**TASK INPUTS:**
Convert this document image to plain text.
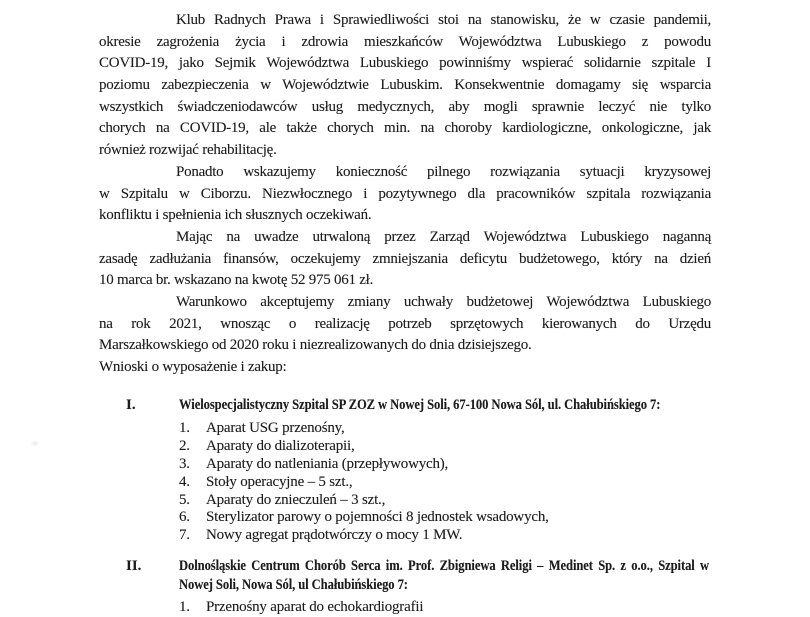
Klub Radnych Prawa i Sprawiedliwości stoi na stanowisku, że w czasie pandemii,
okresie zagrożenia życia i zdrowia mieszkańców Województwa Lubuskiego z powodu
COVID-19, jako Sejmik Województwa Lubuskiego powinniśmy wspierać solidarnie szpitale I
poziomu zabezpieczenia w Województwie Lubuskim. Konsekwentnie domagamy się wsparcia
wszystkich świadczeniodawców usług medycznych, aby mogli sprawnie leczyć nie tylko
chorych na COVID-19, ale także chorych min. na choroby kardiologiczne, onkologiczne, jak
również rozwijać rehabilitację.
Ponadto wskazujemy konieczność pilnego rozwiązania sytuacji kryzysowej
w Szpitalu w Ciborzu. Niezwłocznego i pozytywnego dla pracowników szpitala rozwiązania
konfliktu i spełnienia ich słusznych oczekiwań.
Mając na uwadze utrwaloną przez Zarząd Województwa Lubuskiego naganną
zasadę zadłużania finansów, oczekujemy zmniejszania deficytu budżetowego, który na dzień
10 marca br. wskazano na kwotę 52 975 061 zł.
Warunkowo akceptujemy zmiany uchwały budżetowej Województwa Lubuskiego
na rok 2021, wnosząc o realizację potrzeb sprzętowych kierowanych do Urzędu
Marszałkowskiego od 2020 roku i niezrealizowanych do dnia dzisiejszego.
Wnioski o wyposażenie i zakup:
I.	Wielospecjalistyczny Szpital SP ZOZ w Nowej Soli, 67-100 Nowa Sól, ul. Chałubińskiego 7:
1.	Aparat USG przenośny,
2.	Aparaty do dializoterapii,
3.	Aparaty do natleniania (przepływowych),
4.	Stoły operacyjne – 5 szt.,
5.	Aparaty do znieczuleń – 3 szt.,
6.	Sterylizator parowy o pojemności 8 jednostek wsadowych,
7.	Nowy agregat prądotwórczy o mocy 1 MW.
II.	Dolnośląskie Centrum Chorób Serca im. Prof. Zbigniewa Religi – Medinet Sp. z o.o., Szpital w
Nowej Soli, Nowa Sól, ul Chałubińskiego 7:
1.	Przenośny aparat do echokardiografii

**PROBLEM STATEMENT:**
Print all entries exactly. The images do not belong in the copy.

**TASK RESULT:**
Convert this document image to plain text.
Klub Radnych Prawa i Sprawiedliwości stoi na stanowisku, że w czasie pandemii,
okresie zagrożenia życia i zdrowia mieszkańców Województwa Lubuskiego z powodu
COVID-19, jako Sejmik Województwa Lubuskiego powinniśmy wspierać solidarnie szpitale I
poziomu zabezpieczenia w Województwie Lubuskim. Konsekwentnie domagamy się wsparcia
wszystkich świadczeniodawców usług medycznych, aby mogli sprawnie leczyć nie tylko
chorych na COVID-19, ale także chorych min. na choroby kardiologiczne, onkologiczne, jak
również rozwijać rehabilitację.
Ponadto wskazujemy konieczność pilnego rozwiązania sytuacji kryzysowej
w Szpitalu w Ciborzu. Niezwłocznego i pozytywnego dla pracowników szpitala rozwiązania
konfliktu i spełnienia ich słusznych oczekiwań.
Mając na uwadze utrwaloną przez Zarząd Województwa Lubuskiego naganną
zasadę zadłużania finansów, oczekujemy zmniejszania deficytu budżetowego, który na dzień
10 marca br. wskazano na kwotę 52 975 061 zł.
Warunkowo akceptujemy zmiany uchwały budżetowej Województwa Lubuskiego
na rok 2021, wnosząc o realizację potrzeb sprzętowych kierowanych do Urzędu
Marszałkowskiego od 2020 roku i niezrealizowanych do dnia dzisiejszego.
Wnioski o wyposażenie i zakup:
I.	Wielospecjalistyczny Szpital SP ZOZ w Nowej Soli, 67-100 Nowa Sól, ul. Chałubińskiego 7:
1.	Aparat USG przenośny,
2.	Aparaty do dializoterapii,
3.	Aparaty do natleniania (przepływowych),
4.	Stoły operacyjne – 5 szt.,
5.	Aparaty do znieczuleń – 3 szt.,
6.	Sterylizator parowy o pojemności 8 jednostek wsadowych,
7.	Nowy agregat prądotwórczy o mocy 1 MW.
II.	Dolnośląskie Centrum Chorób Serca im. Prof. Zbigniewa Religi – Medinet Sp. z o.o., Szpital w
Nowej Soli, Nowa Sól, ul Chałubińskiego 7:
1.	Przenośny aparat do echokardiografii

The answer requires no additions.